In the copy, include every entry exactly but none of the pictures.

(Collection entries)
☆ ☆ ☆ ☆ ☆ ☆ ☆

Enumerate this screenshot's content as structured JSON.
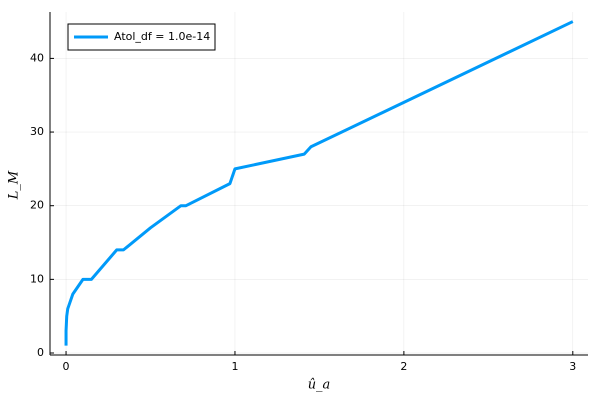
{
  "chart_data": {
    "type": "line",
    "x": [
      0,
      0,
      0,
      0.002,
      0.004,
      0.01,
      0.04,
      0.1,
      0.15,
      0.3,
      0.34,
      0.5,
      0.68,
      0.71,
      0.97,
      1,
      1.41,
      1.45,
      3
    ],
    "series": [
      {
        "name": "Atol_df = 1.0e-14",
        "color": "#009af9",
        "values": [
          1,
          2,
          3,
          4,
          5,
          6,
          8,
          10,
          10,
          14,
          14,
          17,
          20,
          20,
          23,
          25,
          27,
          28,
          45
        ]
      }
    ],
    "xlabel": "û_a",
    "ylabel": "L_M",
    "xlim": [
      -0.095,
      3.09
    ],
    "ylim": [
      -0.27,
      46.3
    ],
    "xticks": [
      0,
      1,
      2,
      3
    ],
    "yticks": [
      0,
      10,
      20,
      30,
      40
    ],
    "grid": true,
    "legend": "top-left"
  }
}
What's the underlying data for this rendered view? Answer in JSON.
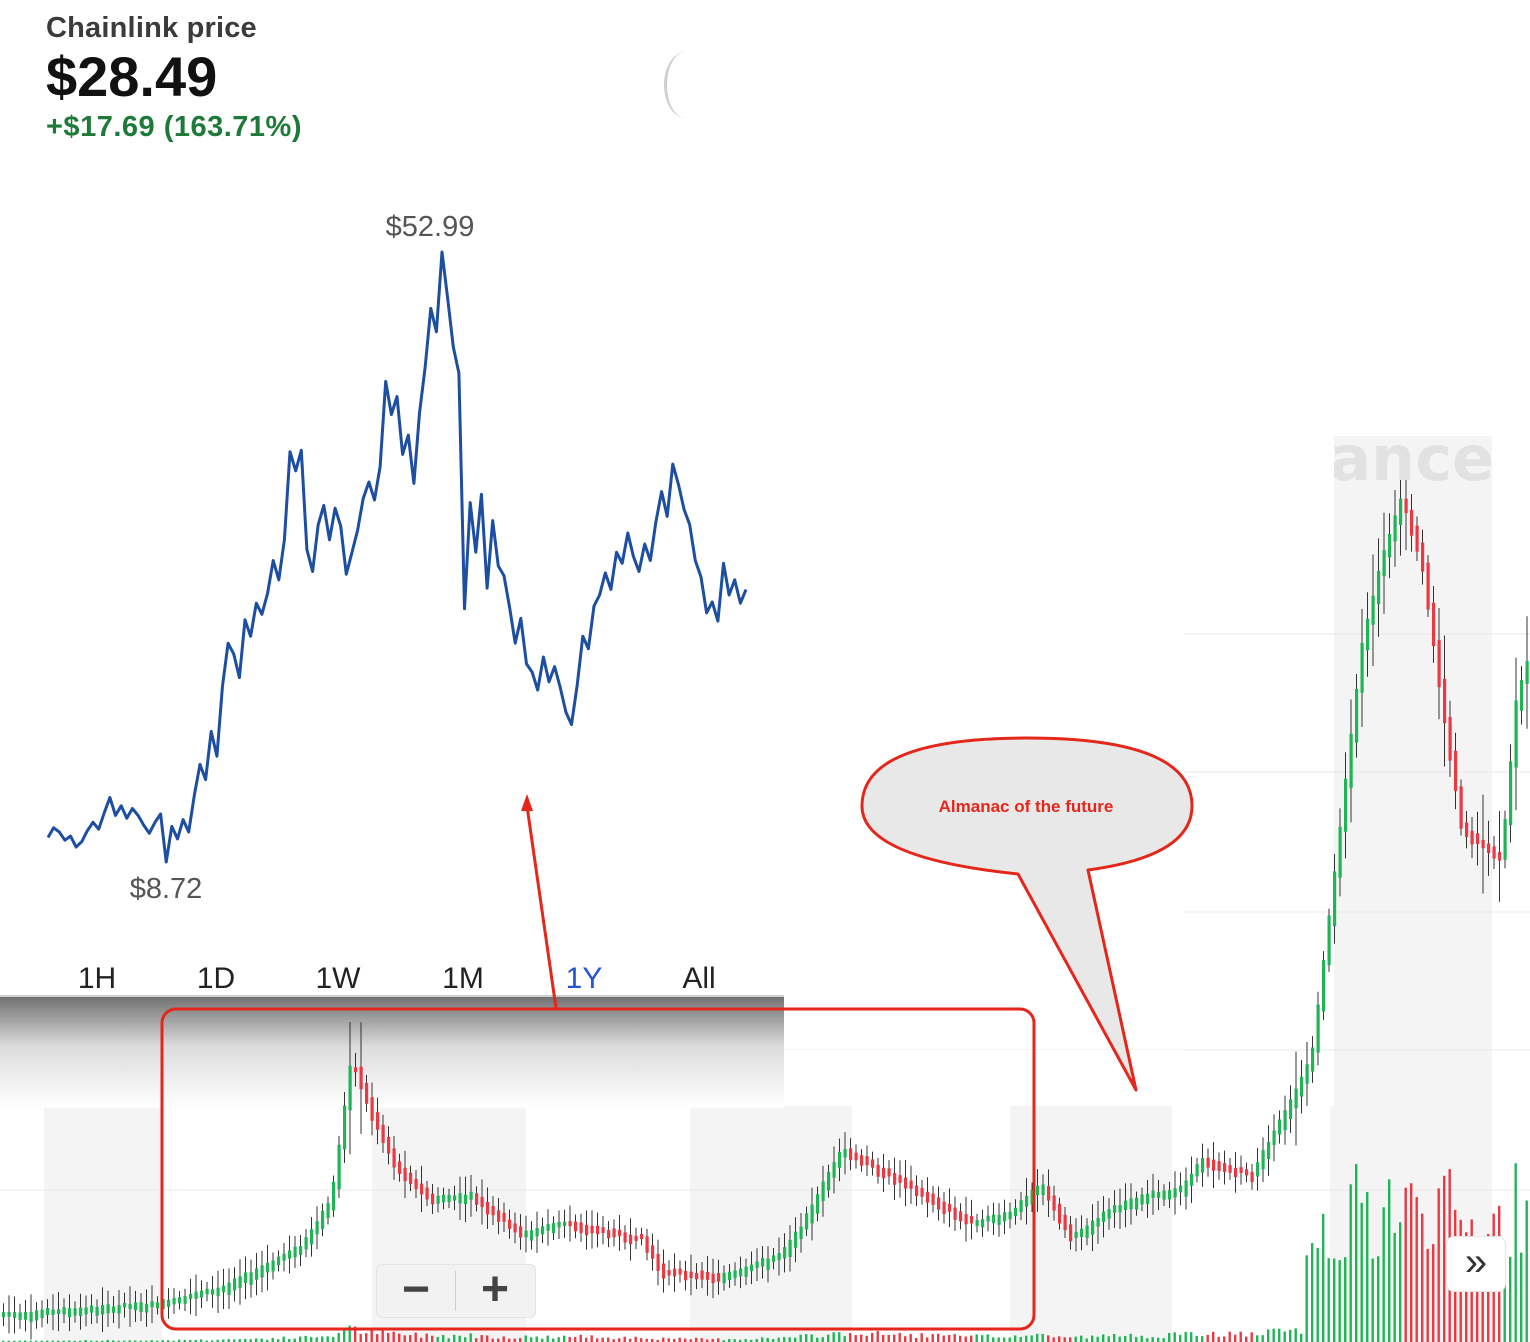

☆ ☆ ☆ ☆ ☆ ☆ ☆

■ **EXERCISE RESULT**
Enumerate this screenshot's content as structured JSON.
{
  "chart_data": {
    "type": "line",
    "x": [
      0,
      0,
      0,
      0.002,
      0.004,
      0.01,
      0.04,
      0.1,
      0.15,
      0.3,
      0.34,
      0.5,
      0.68,
      0.71,
      0.97,
      1,
      1.41,
      1.45,
      3
    ],
    "series": [
      {
        "name": "Atol_df = 1.0e-14",
        "color": "#009af9",
        "values": [
          1,
          2,
          3,
          4,
          5,
          6,
          8,
          10,
          10,
          14,
          14,
          17,
          20,
          20,
          23,
          25,
          27,
          28,
          45
        ]
      }
    ],
    "xlabel": "û_a",
    "ylabel": "L_M",
    "xlim": [
      -0.095,
      3.09
    ],
    "ylim": [
      -0.27,
      46.3
    ],
    "xticks": [
      0,
      1,
      2,
      3
    ],
    "yticks": [
      0,
      10,
      20,
      30,
      40
    ],
    "grid": true,
    "legend": "top-left"
  }
}
What's the underlying data for this rendered view? Answer in JSON.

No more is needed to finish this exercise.